- **INPUT ROWS**:
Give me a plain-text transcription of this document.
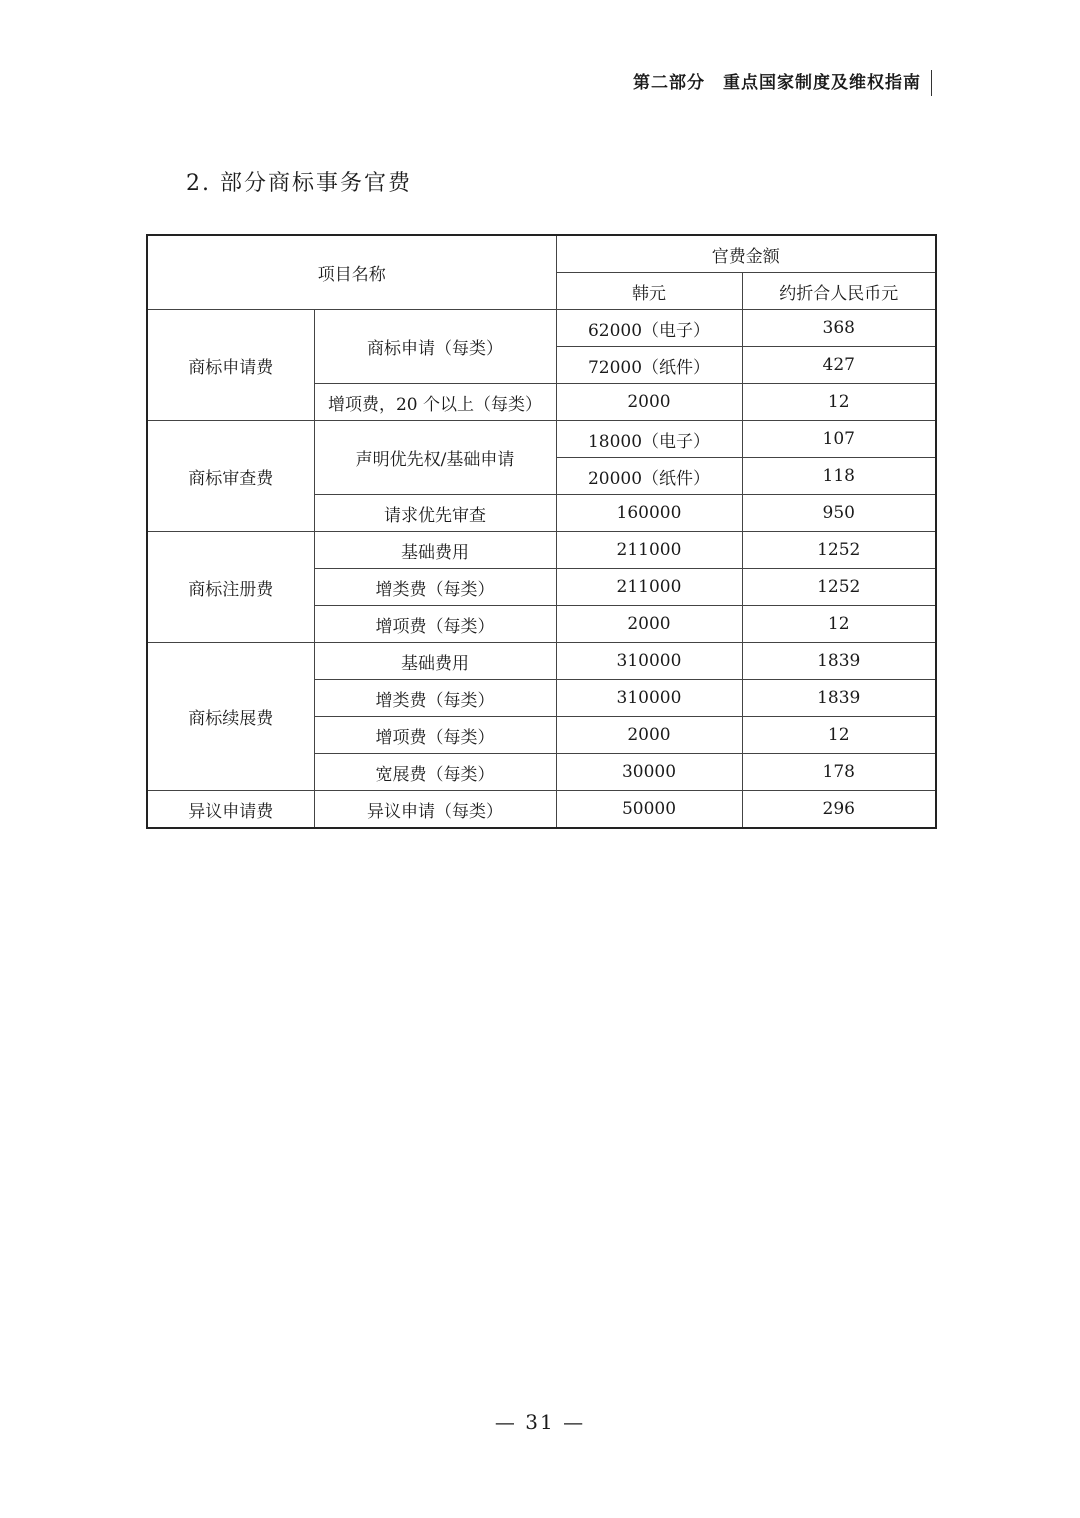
第二部分 重点国家制度及维权指南
2. 部分商标事务官费
项目名称		官费金额	
		韩元	约折合人民币元
商标申请费	商标申请（每类）	62000（电子）	368
		72000（纸件）	427
	增项费，20 个以上（每类）	2000	12
商标审查费	声明优先权/基础申请	18000（电子）	107
		20000（纸件）	118
	请求优先审查	160000	950
商标注册费	基础费用	211000	1252
	增类费（每类）	211000	1252
	增项费（每类）	2000	12
商标续展费	基础费用	310000	1839
	增类费（每类）	310000	1839
	增项费（每类）	2000	12
	宽展费（每类）	30000	178
异议申请费	异议申请（每类）	50000	296
— 31 —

- **TASK GOAL**: Exclude the images, then output the data above word for word.

- **WRITTEN ANSWER**:
Give me a plain-text transcription of this document.
第二部分 重点国家制度及维权指南
2. 部分商标事务官费
项目名称		官费金额	
		韩元	约折合人民币元
商标申请费	商标申请（每类）	62000（电子）	368
		72000（纸件）	427
	增项费，20 个以上（每类）	2000	12
商标审查费	声明优先权/基础申请	18000（电子）	107
		20000（纸件）	118
	请求优先审查	160000	950
商标注册费	基础费用	211000	1252
	增类费（每类）	211000	1252
	增项费（每类）	2000	12
商标续展费	基础费用	310000	1839
	增类费（每类）	310000	1839
	增项费（每类）	2000	12
	宽展费（每类）	30000	178
异议申请费	异议申请（每类）	50000	296
— 31 —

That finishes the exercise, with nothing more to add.